Daftar Tugas:
A. Menurut teks, pada tahun berapa narasumber masuk jurusan Sejarah?
B. Terjemahkan kalimat dari teks berikut ke dalam bahasa Inggris: "Sejarah itu kan tentang manusia, jadi sejarah maritim itu tentang manusia yang ada hubungannya dengan laut."
C. Tentukan apakah setiap pernyataan berikut sesuai dengan teks. Jawab ya atau tidak, lalu kutip kata-kata teks yang menjadi dasarnya. (i) Narasumber bekerja di LIPI pada tahun 1958. (ii) Van Leur secara terbuka menyebut dirinya sejarawan laut. (iii) Catatan pelayaran kapal-kapal VOC sudah dapat disebut sejarah maritim.

Bagaimana Bapak sampai tertarik dengan tema sejarah maritim?
Saya masuk jurusan Sejarah tahun 1956. Kala itu Saya masih bekerja untuk Indonesian Observer, surat kabar berbahasa Inggris. Untuk pekerjaan itu, Saya perlu latar belakang pengetahuan sejarah. Setelah itu, Saya bekerja di LIPI tahun 1958. Tahun 1961, Saya bertemu Pak Mahfudzi, pengkaji sejarah di angkatan laut. Dia bertanya apakah Saya tertarik dengan sejarah maritim, sebab dia sedang mencari teman. Selain itu, dia juga membaca karya-karya Saya, terutama skripsi Saya yang bertema maritim. Tapi, secara sadar, Saya baru memulainya saat bekerja di Angkatan Laut.
Dulu, Saya rasa, sejarah maritim kurang diperhatikan. Memang sudah ada diskusi dan orang yang mengkajinya seperti Van Leur. Tapi, mau dibilang sejarawan maritim juga bukan, meski ia memiliki kedekatan dengan laut karena sempat masuk angkatan laut dan ikut perang, Battle of The Java Sea. Ia tidak secara terbuka mengatakan dirinya sejarawan laut. Bersamaan itu, juga ada teori Alfred Mahan (siapa menguasai laut, maka menguasai dunia, red). Lalu ada diskusi sekitar itu, bagaimana melihat teori Mahan untuk menerangkan Indonesia. Di situ Saya rasa sudah ada benih-benih kajiannya. Dan kita juga jangan lupa, sejarah orang-orang Belanda melalui catatan-catatan pelayaran kapal-kapal VOC. Namun, memang belum bisa disebut sejarah Maritim, ya sejarah koloniallah.
Ya, Saya kira sama. Tidak ada beda antara aspek-aspek di laut dengan di darat. Sejarah itu kan tentang manusia, jadi sejarah maritim itu tentang manusia yang ada hubungannya dengan laut. Ada manusia yang hidup di darat, tetapi ada juga manusia yang hidup di laut. Ketimpangan ada di darat dan di laut. Di darat ada pembagian kerja, di laut pun demikian. Teknologi juga demikian. Di darat ada kebudayaan, sama juga dengan di laut. Cuma memang khas. Mereka juga sama-sama punya kesulitan dan tantangan. Kesulitan-kesulitan yang dihadapi orang-orang di laut mungkin memang khas daripada kesulitan orang-orang di darat.

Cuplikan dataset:
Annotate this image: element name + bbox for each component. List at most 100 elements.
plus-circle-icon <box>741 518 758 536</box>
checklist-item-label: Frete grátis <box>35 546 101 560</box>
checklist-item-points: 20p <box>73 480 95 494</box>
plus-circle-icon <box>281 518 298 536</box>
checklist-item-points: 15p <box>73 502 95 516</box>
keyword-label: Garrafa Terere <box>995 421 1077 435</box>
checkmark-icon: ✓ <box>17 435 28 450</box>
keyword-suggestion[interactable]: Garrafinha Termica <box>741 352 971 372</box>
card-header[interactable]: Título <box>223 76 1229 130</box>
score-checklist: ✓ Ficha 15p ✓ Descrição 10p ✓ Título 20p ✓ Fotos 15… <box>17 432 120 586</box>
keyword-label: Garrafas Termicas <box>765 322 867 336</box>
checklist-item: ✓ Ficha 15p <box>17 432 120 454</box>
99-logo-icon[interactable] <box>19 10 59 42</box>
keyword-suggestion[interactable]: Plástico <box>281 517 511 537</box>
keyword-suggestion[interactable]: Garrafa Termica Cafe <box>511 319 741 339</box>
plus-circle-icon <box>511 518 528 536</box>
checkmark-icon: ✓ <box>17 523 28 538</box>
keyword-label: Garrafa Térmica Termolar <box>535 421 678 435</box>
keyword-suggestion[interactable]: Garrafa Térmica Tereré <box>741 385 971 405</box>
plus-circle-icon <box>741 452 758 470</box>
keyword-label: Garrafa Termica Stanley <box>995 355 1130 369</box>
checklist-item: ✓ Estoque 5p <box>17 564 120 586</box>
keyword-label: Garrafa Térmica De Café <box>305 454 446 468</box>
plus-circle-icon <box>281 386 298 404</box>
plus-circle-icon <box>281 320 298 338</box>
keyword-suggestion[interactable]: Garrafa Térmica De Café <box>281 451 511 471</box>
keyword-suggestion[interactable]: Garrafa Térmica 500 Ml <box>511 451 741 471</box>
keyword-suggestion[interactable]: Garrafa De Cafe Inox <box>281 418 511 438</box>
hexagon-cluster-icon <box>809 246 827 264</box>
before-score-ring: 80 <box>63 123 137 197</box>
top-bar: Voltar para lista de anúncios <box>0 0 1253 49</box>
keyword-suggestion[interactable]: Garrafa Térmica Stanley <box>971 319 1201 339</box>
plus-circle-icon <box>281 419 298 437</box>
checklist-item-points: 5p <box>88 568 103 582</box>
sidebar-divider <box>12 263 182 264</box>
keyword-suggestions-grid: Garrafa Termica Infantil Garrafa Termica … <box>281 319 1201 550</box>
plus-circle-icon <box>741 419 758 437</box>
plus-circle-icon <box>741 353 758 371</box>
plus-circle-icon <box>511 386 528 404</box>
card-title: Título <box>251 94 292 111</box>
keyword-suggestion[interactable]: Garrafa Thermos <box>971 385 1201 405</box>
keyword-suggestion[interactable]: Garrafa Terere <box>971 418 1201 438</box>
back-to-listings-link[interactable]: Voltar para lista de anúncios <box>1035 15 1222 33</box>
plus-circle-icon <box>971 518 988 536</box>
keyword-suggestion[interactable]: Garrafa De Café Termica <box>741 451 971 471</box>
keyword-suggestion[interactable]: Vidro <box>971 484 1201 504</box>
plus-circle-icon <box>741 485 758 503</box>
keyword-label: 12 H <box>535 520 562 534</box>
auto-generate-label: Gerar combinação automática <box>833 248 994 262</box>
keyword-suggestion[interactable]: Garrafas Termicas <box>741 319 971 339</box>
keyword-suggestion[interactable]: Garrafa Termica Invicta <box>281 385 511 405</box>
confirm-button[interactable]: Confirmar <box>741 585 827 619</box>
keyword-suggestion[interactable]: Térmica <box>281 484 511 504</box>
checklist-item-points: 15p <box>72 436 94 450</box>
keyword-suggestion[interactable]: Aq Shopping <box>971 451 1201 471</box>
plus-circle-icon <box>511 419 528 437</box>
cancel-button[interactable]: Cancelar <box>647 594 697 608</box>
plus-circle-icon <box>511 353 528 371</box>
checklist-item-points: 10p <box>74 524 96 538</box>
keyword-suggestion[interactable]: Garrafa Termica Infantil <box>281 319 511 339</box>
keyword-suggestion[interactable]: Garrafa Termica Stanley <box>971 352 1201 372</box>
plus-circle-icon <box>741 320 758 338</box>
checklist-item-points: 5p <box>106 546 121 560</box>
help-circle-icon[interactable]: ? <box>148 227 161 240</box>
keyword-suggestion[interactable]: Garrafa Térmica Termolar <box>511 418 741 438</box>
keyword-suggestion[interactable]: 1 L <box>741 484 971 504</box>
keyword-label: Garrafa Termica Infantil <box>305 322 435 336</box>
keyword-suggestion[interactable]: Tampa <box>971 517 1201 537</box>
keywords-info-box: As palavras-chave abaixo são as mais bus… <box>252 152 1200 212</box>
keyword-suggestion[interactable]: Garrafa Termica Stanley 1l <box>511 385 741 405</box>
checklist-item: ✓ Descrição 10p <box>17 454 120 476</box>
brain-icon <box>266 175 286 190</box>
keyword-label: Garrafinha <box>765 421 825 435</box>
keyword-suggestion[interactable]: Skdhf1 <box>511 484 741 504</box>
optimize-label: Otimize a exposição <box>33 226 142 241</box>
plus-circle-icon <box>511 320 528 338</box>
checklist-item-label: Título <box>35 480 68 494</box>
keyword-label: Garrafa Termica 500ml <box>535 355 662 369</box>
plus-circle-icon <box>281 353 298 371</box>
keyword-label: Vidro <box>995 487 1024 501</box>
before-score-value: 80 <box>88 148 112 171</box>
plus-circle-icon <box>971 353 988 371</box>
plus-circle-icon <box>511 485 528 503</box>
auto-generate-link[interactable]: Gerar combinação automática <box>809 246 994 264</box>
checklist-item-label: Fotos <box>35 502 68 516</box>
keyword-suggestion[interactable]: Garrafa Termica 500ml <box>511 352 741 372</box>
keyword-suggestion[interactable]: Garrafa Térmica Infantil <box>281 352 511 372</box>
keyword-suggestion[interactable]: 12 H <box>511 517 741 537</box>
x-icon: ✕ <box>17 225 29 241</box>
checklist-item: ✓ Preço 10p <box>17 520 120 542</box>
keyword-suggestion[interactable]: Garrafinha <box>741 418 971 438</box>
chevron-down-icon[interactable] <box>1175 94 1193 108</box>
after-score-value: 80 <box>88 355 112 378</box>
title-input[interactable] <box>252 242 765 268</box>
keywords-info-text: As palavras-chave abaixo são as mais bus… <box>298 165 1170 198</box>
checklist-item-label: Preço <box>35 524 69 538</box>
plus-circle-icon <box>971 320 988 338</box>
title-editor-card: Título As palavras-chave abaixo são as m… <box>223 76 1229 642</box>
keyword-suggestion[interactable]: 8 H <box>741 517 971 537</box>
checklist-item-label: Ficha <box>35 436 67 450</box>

Jawaban Setiap Tugas:
A. Tahun 1956.

B. History is about people, after all, so maritime history is about people who have some connection with the sea.

C.
(i) Ya: "Setelah itu, Saya bekerja di LIPI tahun 1958."
(ii) Tidak: "Ia tidak secara terbuka mengatakan dirinya sejarawan laut."
(iii) Tidak: "Namun, memang belum bisa disebut sejarah Maritim, ya sejarah koloniallah."